DATA TO PROCESS:
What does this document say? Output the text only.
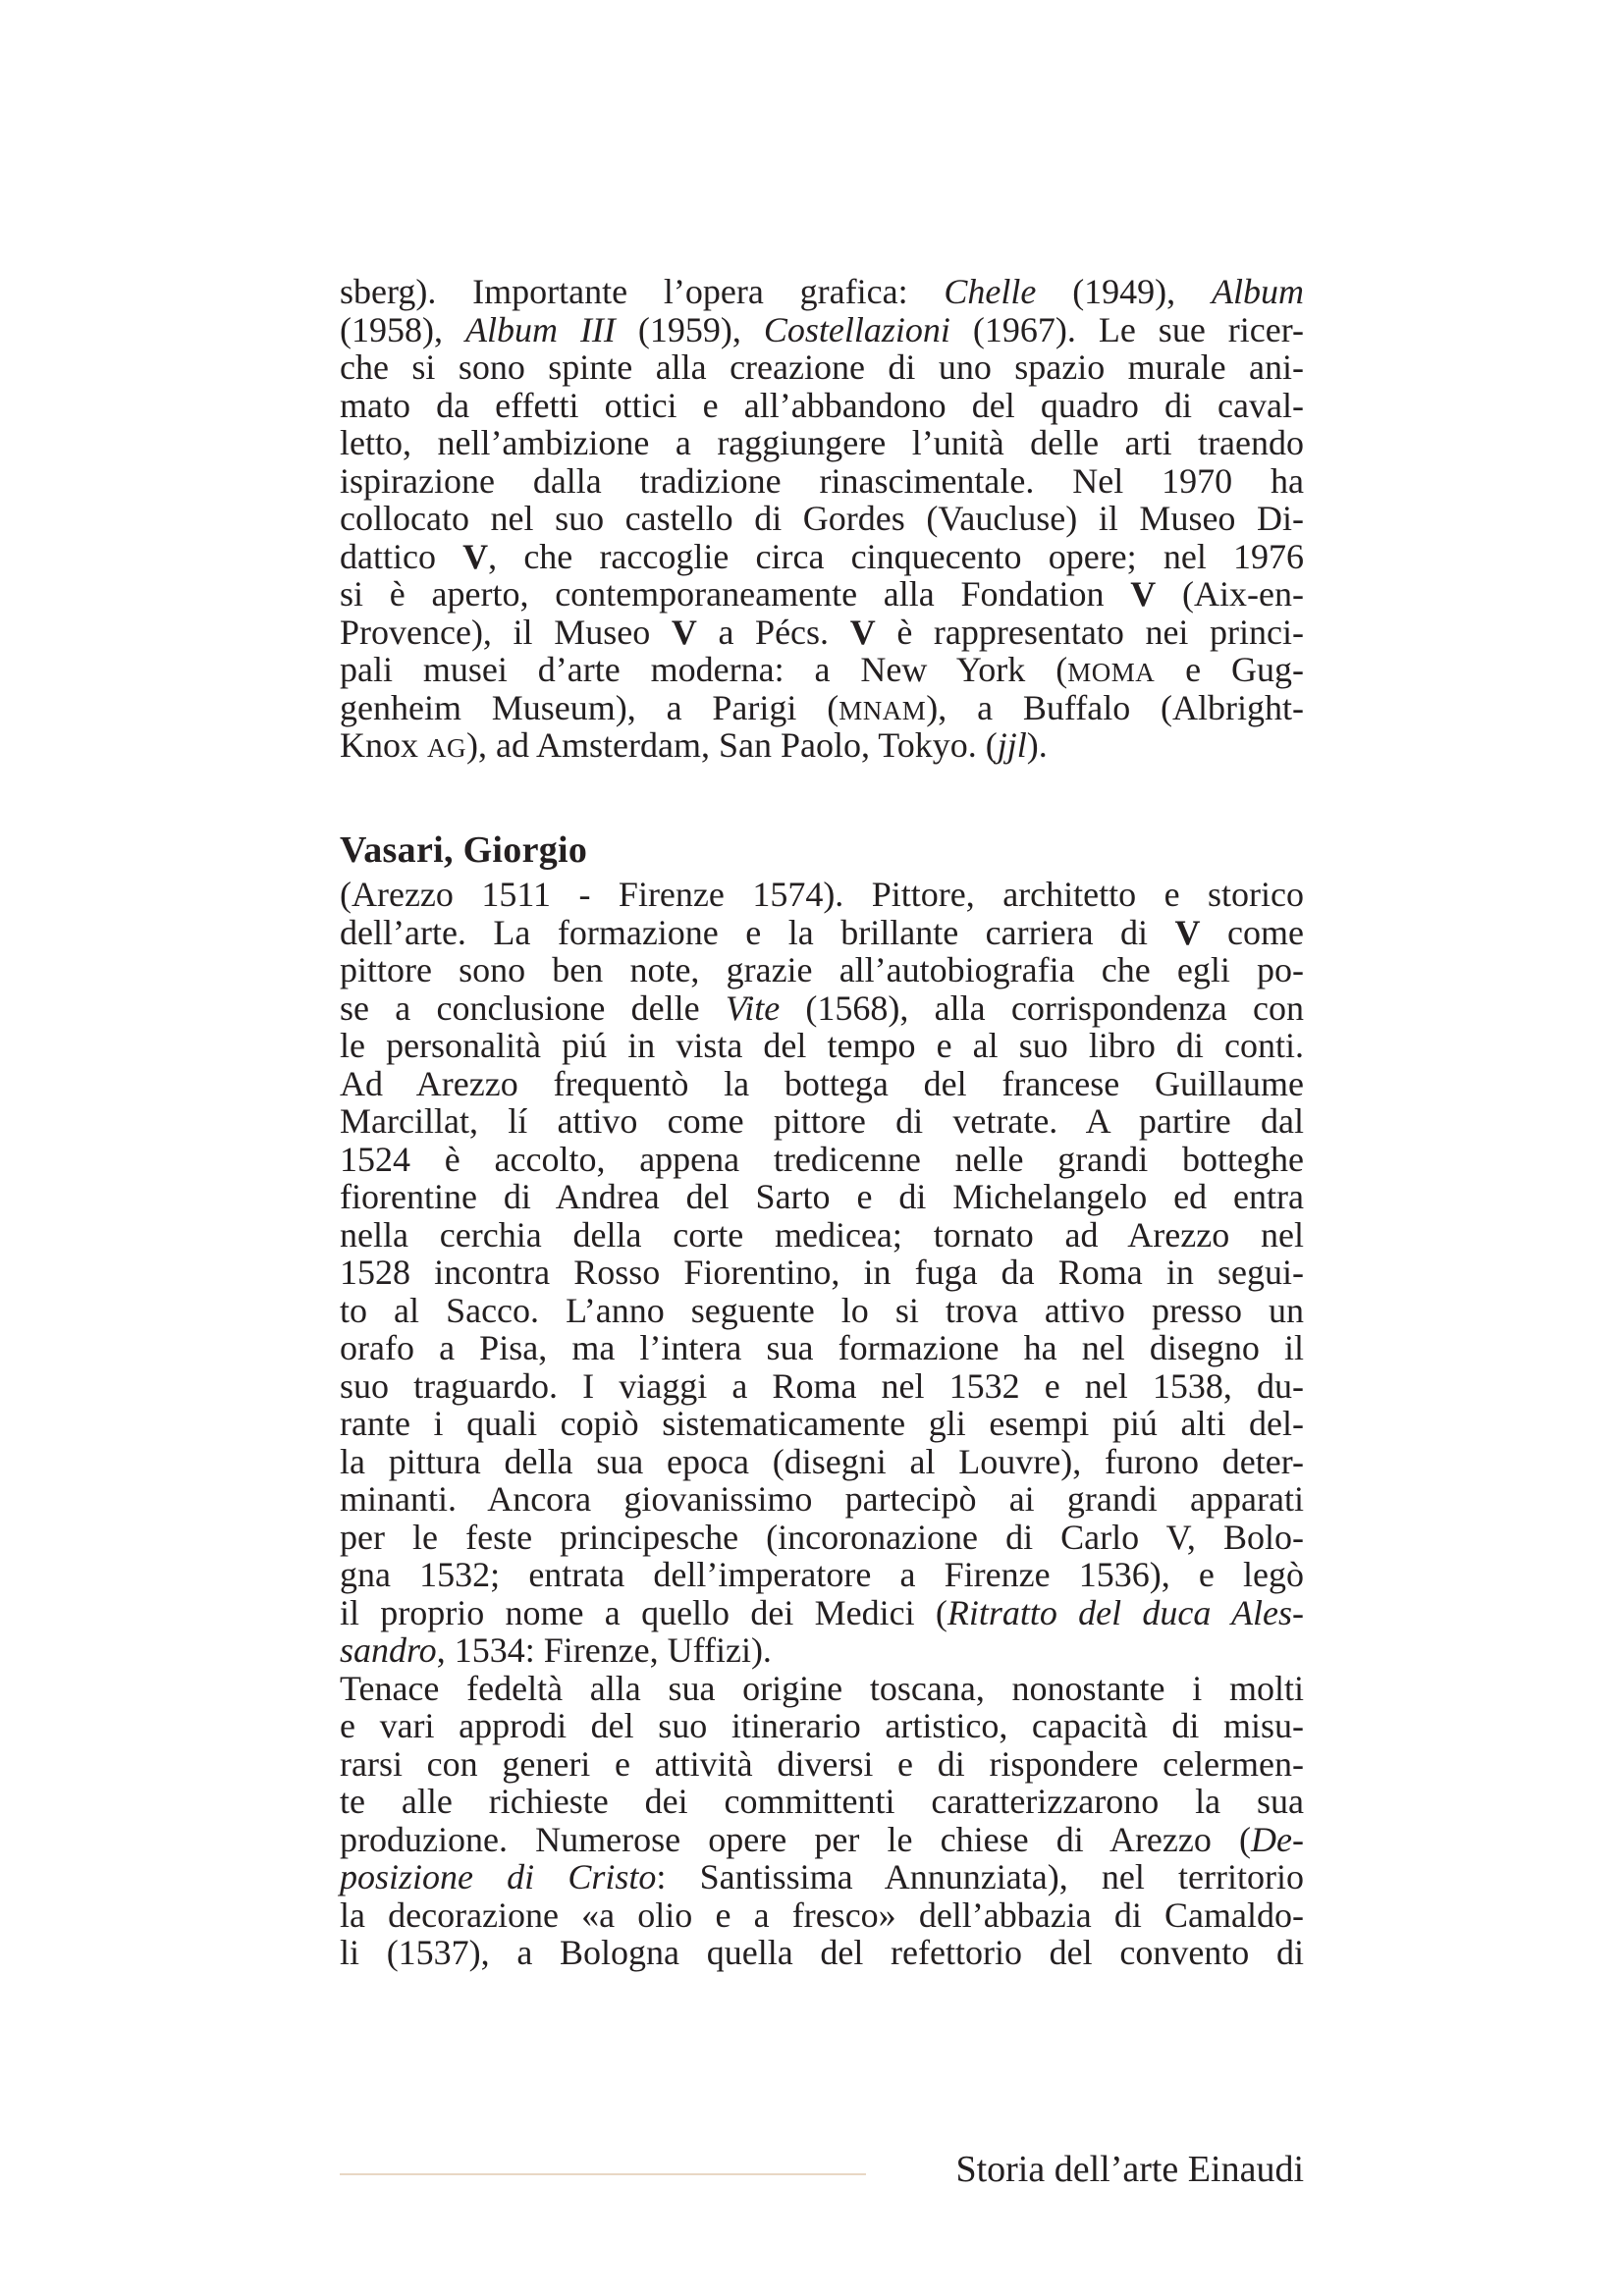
sberg). Importante l’opera grafica: Chelle (1949), Album
(1958), Album III (1959), Costellazioni (1967). Le sue ricer-
che si sono spinte alla creazione di uno spazio murale ani-
mato da effetti ottici e all’abbandono del quadro di caval-
letto, nell’ambizione a raggiungere l’unità delle arti traendo
ispirazione dalla tradizione rinascimentale. Nel 1970 ha
collocato nel suo castello di Gordes (Vaucluse) il Museo Di-
dattico V, che raccoglie circa cinquecento opere; nel 1976
si è aperto, contemporaneamente alla Fondation V (Aix-en-
Provence), il Museo V a Pécs. V è rappresentato nei princi-
pali musei d’arte moderna: a New York (MOMA e Gug-
genheim Museum), a Parigi (MNAM), a Buffalo (Albright-
Knox AG), ad Amsterdam, San Paolo, Tokyo. (jjl).
Vasari, Giorgio
(Arezzo 1511 - Firenze 1574). Pittore, architetto e storico
dell’arte. La formazione e la brillante carriera di V come
pittore sono ben note, grazie all’autobiografia che egli po-
se a conclusione delle Vite (1568), alla corrispondenza con
le personalità piú in vista del tempo e al suo libro di conti.
Ad Arezzo frequentò la bottega del francese Guillaume
Marcillat, lí attivo come pittore di vetrate. A partire dal
1524 è accolto, appena tredicenne nelle grandi botteghe
fiorentine di Andrea del Sarto e di Michelangelo ed entra
nella cerchia della corte medicea; tornato ad Arezzo nel
1528 incontra Rosso Fiorentino, in fuga da Roma in segui-
to al Sacco. L’anno seguente lo si trova attivo presso un
orafo a Pisa, ma l’intera sua formazione ha nel disegno il
suo traguardo. I viaggi a Roma nel 1532 e nel 1538, du-
rante i quali copiò sistematicamente gli esempi piú alti del-
la pittura della sua epoca (disegni al Louvre), furono deter-
minanti. Ancora giovanissimo partecipò ai grandi apparati
per le feste principesche (incoronazione di Carlo V, Bolo-
gna 1532; entrata dell’imperatore a Firenze 1536), e legò
il proprio nome a quello dei Medici (Ritratto del duca Ales-
sandro, 1534: Firenze, Uffizi).
Tenace fedeltà alla sua origine toscana, nonostante i molti
e vari approdi del suo itinerario artistico, capacità di misu-
rarsi con generi e attività diversi e di rispondere celermen-
te alle richieste dei committenti caratterizzarono la sua
produzione. Numerose opere per le chiese di Arezzo (De-
posizione di Cristo: Santissima Annunziata), nel territorio
la decorazione «a olio e a fresco» dell’abbazia di Camaldo-
li (1537), a Bologna quella del refettorio del convento di
Storia dell’arte Einaudi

DO THIS: Above are some records. Count the lines among them with the word "Firenze", and answer with the number only.

SOLUTION TO THE EXERCISE: 3